Set down the data below without change, skipping the pictures it holds.

Data entries for graphics:

[start]

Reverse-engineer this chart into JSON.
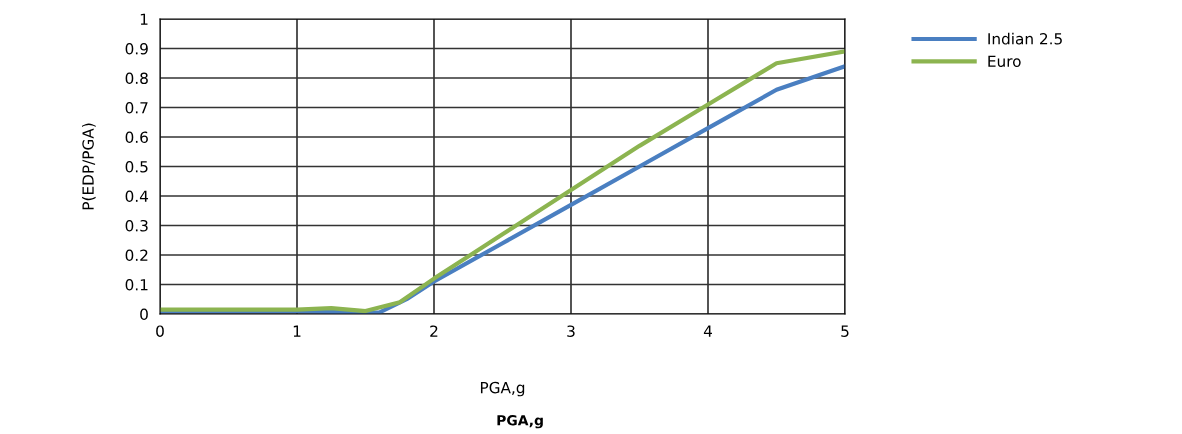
{
  "chart_data": {
    "type": "line",
    "xlabel": "PGA,g",
    "ylabel": "P(EDP/PGA)",
    "annotations": [
      "PGA,g"
    ],
    "xlim": [
      0,
      5
    ],
    "xticks": [
      0,
      1,
      2,
      3,
      4,
      5
    ],
    "ylim": [
      0,
      1
    ],
    "yticks": [
      0,
      0.1,
      0.2,
      0.3,
      0.4,
      0.5,
      0.6,
      0.7,
      0.8,
      0.9,
      1
    ],
    "grid": true,
    "legend": "right",
    "marker": "none",
    "line_style": "solid",
    "series": [
      {
        "name": "Indian 2.5",
        "color": "#4a7fc1",
        "x": [
          0,
          1,
          1.5,
          1.6,
          1.8,
          2,
          2.5,
          3,
          3.5,
          4,
          4.5,
          5
        ],
        "values": [
          0.01,
          0.01,
          0.005,
          0.005,
          0.05,
          0.11,
          0.24,
          0.37,
          0.5,
          0.63,
          0.76,
          0.84
        ]
      },
      {
        "name": "Euro",
        "color": "#8cb450",
        "x": [
          0,
          1,
          1.25,
          1.5,
          1.75,
          2,
          2.5,
          3,
          3.5,
          4,
          4.25,
          4.5,
          5
        ],
        "values": [
          0.015,
          0.015,
          0.02,
          0.01,
          0.04,
          0.12,
          0.27,
          0.42,
          0.57,
          0.71,
          0.78,
          0.85,
          0.89
        ]
      }
    ]
  }
}
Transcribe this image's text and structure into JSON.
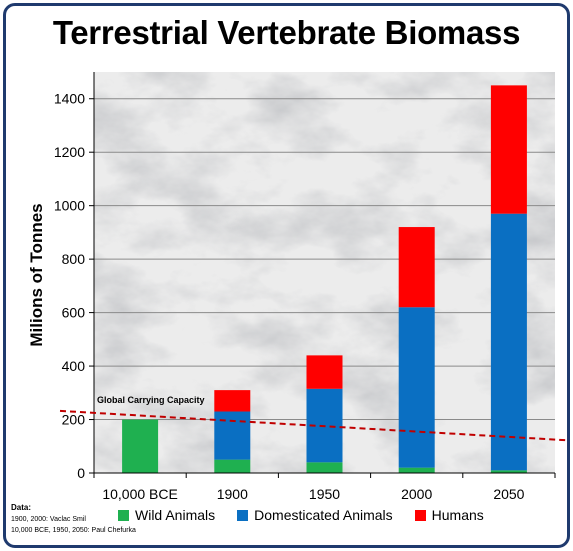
{
  "chart_data": {
    "type": "bar",
    "stacked": true,
    "title": "Terrestrial Vertebrate Biomass",
    "ylabel": "Milions of Tonnes",
    "xlabel": "",
    "ylim": [
      0,
      1500
    ],
    "yticks": [
      0,
      200,
      400,
      600,
      800,
      1000,
      1200,
      1400
    ],
    "grid": true,
    "categories": [
      "10,000 BCE",
      "1900",
      "1950",
      "2000",
      "2050"
    ],
    "series": [
      {
        "name": "Wild Animals",
        "color": "#1fb050",
        "values": [
          200,
          50,
          40,
          20,
          10
        ]
      },
      {
        "name": "Domesticated Animals",
        "color": "#0a6fc2",
        "values": [
          0,
          180,
          275,
          600,
          960
        ]
      },
      {
        "name": "Humans",
        "color": "#ff0000",
        "values": [
          0,
          80,
          125,
          300,
          480
        ]
      }
    ],
    "trendline": {
      "label": "Global Carrying Capacity",
      "color": "#c00000",
      "x_start": "10,000 BCE",
      "x_end": "2050",
      "y_start": 215,
      "y_end": 135
    },
    "legend_position": "bottom"
  },
  "sources": {
    "heading": "Data:",
    "line1": "1900, 2000: Vaclac Smil",
    "line2": "10,000 BCE, 1950, 2050: Paul Chefurka"
  },
  "colors": {
    "frame": "#1f3a6e",
    "plot_background": "#ececec"
  }
}
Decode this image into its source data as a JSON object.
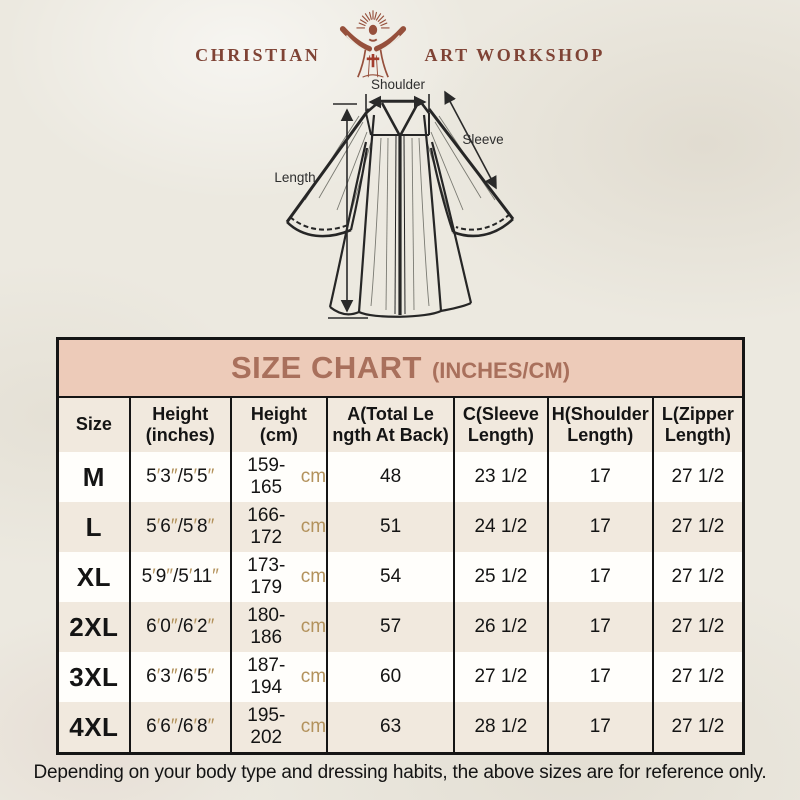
{
  "logo": {
    "brand_left": "CHRISTIAN",
    "brand_right": "ART WORKSHOP",
    "color": "#7f4335",
    "figure_icon": "jesus-open-arms-rays-figure",
    "cross_color": "#a23c2c"
  },
  "diagram": {
    "labels": {
      "shoulder": "Shoulder",
      "sleeve": "Sleeve",
      "length": "Length"
    },
    "line_color": "#2a2a2a"
  },
  "size_chart": {
    "title": "SIZE CHART",
    "title_suffix": "(INCHES/CM)",
    "title_color": "#a9705c",
    "band_color": "#edcbb9",
    "stripe_color": "#f1e9de",
    "unit_accent_color": "#b3925c",
    "headers": [
      {
        "line1": "Size",
        "line2": ""
      },
      {
        "line1": "Height",
        "line2": "(inches)"
      },
      {
        "line1": "Height",
        "line2": "(cm)"
      },
      {
        "line1": "A(Total Le",
        "line2": "ngth At Back)"
      },
      {
        "line1": "C(Sleeve",
        "line2": "Length)"
      },
      {
        "line1": "H(Shoulder",
        "line2": "Length)"
      },
      {
        "line1": "L(Zipper",
        "line2": "Length)"
      }
    ],
    "rows": [
      {
        "size": "M",
        "height_inches": "5′3″/5′5″",
        "height_cm": "159-165",
        "cm_unit": "cm",
        "total_length_at_back": "48",
        "sleeve_length": "23 1/2",
        "shoulder_length": "17",
        "zipper_length": "27 1/2"
      },
      {
        "size": "L",
        "height_inches": "5′6″/5′8″",
        "height_cm": "166-172",
        "cm_unit": "cm",
        "total_length_at_back": "51",
        "sleeve_length": "24 1/2",
        "shoulder_length": "17",
        "zipper_length": "27 1/2"
      },
      {
        "size": "XL",
        "height_inches": "5′9″/5′11″",
        "height_cm": "173-179",
        "cm_unit": "cm",
        "total_length_at_back": "54",
        "sleeve_length": "25 1/2",
        "shoulder_length": "17",
        "zipper_length": "27 1/2"
      },
      {
        "size": "2XL",
        "height_inches": "6′0″/6′2″",
        "height_cm": "180-186",
        "cm_unit": "cm",
        "total_length_at_back": "57",
        "sleeve_length": "26 1/2",
        "shoulder_length": "17",
        "zipper_length": "27 1/2"
      },
      {
        "size": "3XL",
        "height_inches": "6′3″/6′5″",
        "height_cm": "187-194",
        "cm_unit": "cm",
        "total_length_at_back": "60",
        "sleeve_length": "27 1/2",
        "shoulder_length": "17",
        "zipper_length": "27 1/2"
      },
      {
        "size": "4XL",
        "height_inches": "6′6″/6′8″",
        "height_cm": "195-202",
        "cm_unit": "cm",
        "total_length_at_back": "63",
        "sleeve_length": "28 1/2",
        "shoulder_length": "17",
        "zipper_length": "27 1/2"
      }
    ]
  },
  "footer": {
    "note": "Depending on your body type and dressing habits, the above sizes are for reference only."
  }
}
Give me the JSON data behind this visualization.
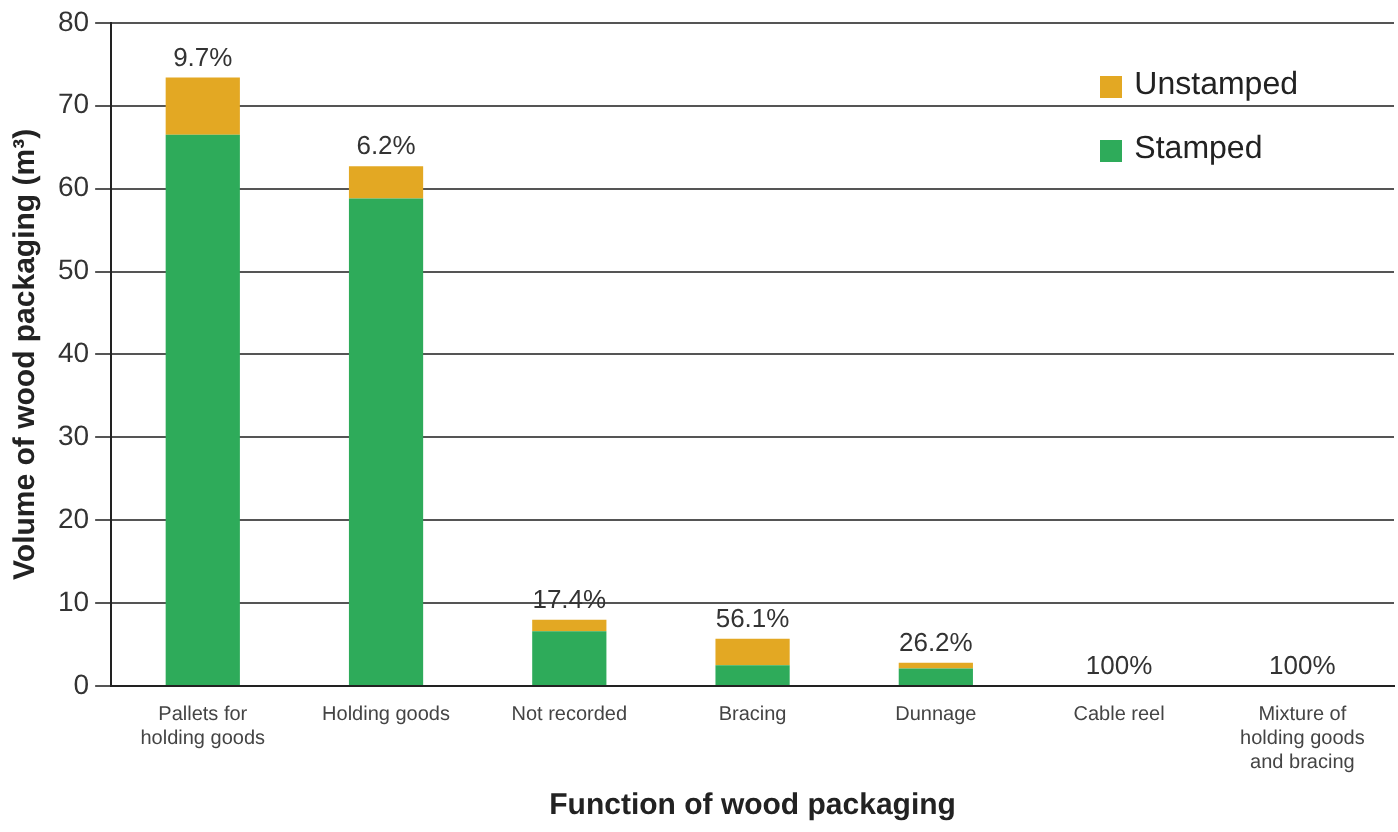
{
  "chart_data": {
    "type": "bar",
    "stacked": true,
    "xlabel": "Function of wood packaging",
    "ylabel": "Volume of wood packaging (m³)",
    "categories": [
      "Pallets for holding goods",
      "Holding goods",
      "Not recorded",
      "Bracing",
      "Dunnage",
      "Cable reel",
      "Mixture of holding goods and bracing"
    ],
    "series": [
      {
        "name": "Stamped",
        "color": "#2eab5a",
        "values": [
          66.5,
          58.8,
          6.6,
          2.5,
          2.1,
          0,
          0
        ]
      },
      {
        "name": "Unstamped",
        "color": "#e3a823",
        "values": [
          6.9,
          3.9,
          1.4,
          3.2,
          0.7,
          null,
          null
        ]
      }
    ],
    "ylim": [
      0,
      80
    ],
    "yticks": [
      0,
      10,
      20,
      30,
      40,
      50,
      60,
      70,
      80
    ],
    "grid": "y",
    "legend": "top right",
    "annotations": [
      {
        "text": "9.7%",
        "x": "Pallets for holding goods",
        "y": 73.4
      },
      {
        "text": "6.2%",
        "x": "Holding goods",
        "y": 62.7
      },
      {
        "text": "17.4%",
        "x": "Not recorded",
        "y": 8
      },
      {
        "text": "56.1%",
        "x": "Bracing",
        "y": 5.7
      },
      {
        "text": "26.2%",
        "x": "Dunnage",
        "y": 2.8
      },
      {
        "text": "100%",
        "x": "Cable reel",
        "y": 0
      },
      {
        "text": "100%",
        "x": "Mixture of holding goods and bracing",
        "y": 0
      }
    ]
  }
}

[end]

--- Response to this task ---
Reverse-engineer this chart into JSON.
{
  "chart_data": {
    "type": "line",
    "xlabel": "PGA,g",
    "ylabel": "P(EDP/PGA)",
    "annotations": [
      "PGA,g"
    ],
    "xlim": [
      0,
      5
    ],
    "xticks": [
      0,
      1,
      2,
      3,
      4,
      5
    ],
    "ylim": [
      0,
      1
    ],
    "yticks": [
      0,
      0.1,
      0.2,
      0.3,
      0.4,
      0.5,
      0.6,
      0.7,
      0.8,
      0.9,
      1
    ],
    "grid": true,
    "legend": "right",
    "marker": "none",
    "line_style": "solid",
    "series": [
      {
        "name": "Indian 2.5",
        "color": "#4a7fc1",
        "x": [
          0,
          1,
          1.5,
          1.6,
          1.8,
          2,
          2.5,
          3,
          3.5,
          4,
          4.5,
          5
        ],
        "values": [
          0.01,
          0.01,
          0.005,
          0.005,
          0.05,
          0.11,
          0.24,
          0.37,
          0.5,
          0.63,
          0.76,
          0.84
        ]
      },
      {
        "name": "Euro",
        "color": "#8cb450",
        "x": [
          0,
          1,
          1.25,
          1.5,
          1.75,
          2,
          2.5,
          3,
          3.5,
          4,
          4.25,
          4.5,
          5
        ],
        "values": [
          0.015,
          0.015,
          0.02,
          0.01,
          0.04,
          0.12,
          0.27,
          0.42,
          0.57,
          0.71,
          0.78,
          0.85,
          0.89
        ]
      }
    ]
  }
}
Transcribe this image's text and structure into JSON.
{
  "chart_data": {
    "type": "bar",
    "stacked": true,
    "title": "Terrestrial Vertebrate Biomass",
    "ylabel": "Milions of Tonnes",
    "xlabel": "",
    "ylim": [
      0,
      1500
    ],
    "yticks": [
      0,
      200,
      400,
      600,
      800,
      1000,
      1200,
      1400
    ],
    "grid": true,
    "categories": [
      "10,000 BCE",
      "1900",
      "1950",
      "2000",
      "2050"
    ],
    "series": [
      {
        "name": "Wild Animals",
        "color": "#1fb050",
        "values": [
          200,
          50,
          40,
          20,
          10
        ]
      },
      {
        "name": "Domesticated Animals",
        "color": "#0a6fc2",
        "values": [
          0,
          180,
          275,
          600,
          960
        ]
      },
      {
        "name": "Humans",
        "color": "#ff0000",
        "values": [
          0,
          80,
          125,
          300,
          480
        ]
      }
    ],
    "trendline": {
      "label": "Global Carrying Capacity",
      "color": "#c00000",
      "x_start": "10,000 BCE",
      "x_end": "2050",
      "y_start": 215,
      "y_end": 135
    },
    "legend_position": "bottom"
  },
  "sources": {
    "heading": "Data:",
    "line1": "1900, 2000: Vaclac Smil",
    "line2": "10,000 BCE, 1950, 2050: Paul Chefurka"
  },
  "colors": {
    "frame": "#1f3a6e",
    "plot_background": "#ececec"
  }
}
Decode this image into its source data as a JSON object.
{
  "logo": {
    "brand_left": "CHRISTIAN",
    "brand_right": "ART WORKSHOP",
    "color": "#7f4335",
    "figure_icon": "jesus-open-arms-rays-figure",
    "cross_color": "#a23c2c"
  },
  "diagram": {
    "labels": {
      "shoulder": "Shoulder",
      "sleeve": "Sleeve",
      "length": "Length"
    },
    "line_color": "#2a2a2a"
  },
  "size_chart": {
    "title": "SIZE CHART",
    "title_suffix": "(INCHES/CM)",
    "title_color": "#a9705c",
    "band_color": "#edcbb9",
    "stripe_color": "#f1e9de",
    "unit_accent_color": "#b3925c",
    "headers": [
      {
        "line1": "Size",
        "line2": ""
      },
      {
        "line1": "Height",
        "line2": "(inches)"
      },
      {
        "line1": "Height",
        "line2": "(cm)"
      },
      {
        "line1": "A(Total Le",
        "line2": "ngth At Back)"
      },
      {
        "line1": "C(Sleeve",
        "line2": "Length)"
      },
      {
        "line1": "H(Shoulder",
        "line2": "Length)"
      },
      {
        "line1": "L(Zipper",
        "line2": "Length)"
      }
    ],
    "rows": [
      {
        "size": "M",
        "height_inches": "5′3″/5′5″",
        "height_cm": "159-165",
        "cm_unit": "cm",
        "total_length_at_back": "48",
        "sleeve_length": "23 1/2",
        "shoulder_length": "17",
        "zipper_length": "27 1/2"
      },
      {
        "size": "L",
        "height_inches": "5′6″/5′8″",
        "height_cm": "166-172",
        "cm_unit": "cm",
        "total_length_at_back": "51",
        "sleeve_length": "24 1/2",
        "shoulder_length": "17",
        "zipper_length": "27 1/2"
      },
      {
        "size": "XL",
        "height_inches": "5′9″/5′11″",
        "height_cm": "173-179",
        "cm_unit": "cm",
        "total_length_at_back": "54",
        "sleeve_length": "25 1/2",
        "shoulder_length": "17",
        "zipper_length": "27 1/2"
      },
      {
        "size": "2XL",
        "height_inches": "6′0″/6′2″",
        "height_cm": "180-186",
        "cm_unit": "cm",
        "total_length_at_back": "57",
        "sleeve_length": "26 1/2",
        "shoulder_length": "17",
        "zipper_length": "27 1/2"
      },
      {
        "size": "3XL",
        "height_inches": "6′3″/6′5″",
        "height_cm": "187-194",
        "cm_unit": "cm",
        "total_length_at_back": "60",
        "sleeve_length": "27 1/2",
        "shoulder_length": "17",
        "zipper_length": "27 1/2"
      },
      {
        "size": "4XL",
        "height_inches": "6′6″/6′8″",
        "height_cm": "195-202",
        "cm_unit": "cm",
        "total_length_at_back": "63",
        "sleeve_length": "28 1/2",
        "shoulder_length": "17",
        "zipper_length": "27 1/2"
      }
    ]
  },
  "footer": {
    "note": "Depending on your body type and dressing habits, the above sizes are for reference only."
  }
}
Give me the JSON data behind this visualization.
{
  "chart_data": {
    "type": "bar",
    "stacked": true,
    "xlabel": "Function of wood packaging",
    "ylabel": "Volume of wood packaging (m³)",
    "categories": [
      "Pallets for holding goods",
      "Holding goods",
      "Not recorded",
      "Bracing",
      "Dunnage",
      "Cable reel",
      "Mixture of holding goods and bracing"
    ],
    "series": [
      {
        "name": "Stamped",
        "color": "#2eab5a",
        "values": [
          66.5,
          58.8,
          6.6,
          2.5,
          2.1,
          0,
          0
        ]
      },
      {
        "name": "Unstamped",
        "color": "#e3a823",
        "values": [
          6.9,
          3.9,
          1.4,
          3.2,
          0.7,
          null,
          null
        ]
      }
    ],
    "ylim": [
      0,
      80
    ],
    "yticks": [
      0,
      10,
      20,
      30,
      40,
      50,
      60,
      70,
      80
    ],
    "grid": "y",
    "legend": "top right",
    "annotations": [
      {
        "text": "9.7%",
        "x": "Pallets for holding goods",
        "y": 73.4
      },
      {
        "text": "6.2%",
        "x": "Holding goods",
        "y": 62.7
      },
      {
        "text": "17.4%",
        "x": "Not recorded",
        "y": 8
      },
      {
        "text": "56.1%",
        "x": "Bracing",
        "y": 5.7
      },
      {
        "text": "26.2%",
        "x": "Dunnage",
        "y": 2.8
      },
      {
        "text": "100%",
        "x": "Cable reel",
        "y": 0
      },
      {
        "text": "100%",
        "x": "Mixture of holding goods and bracing",
        "y": 0
      }
    ]
  }
}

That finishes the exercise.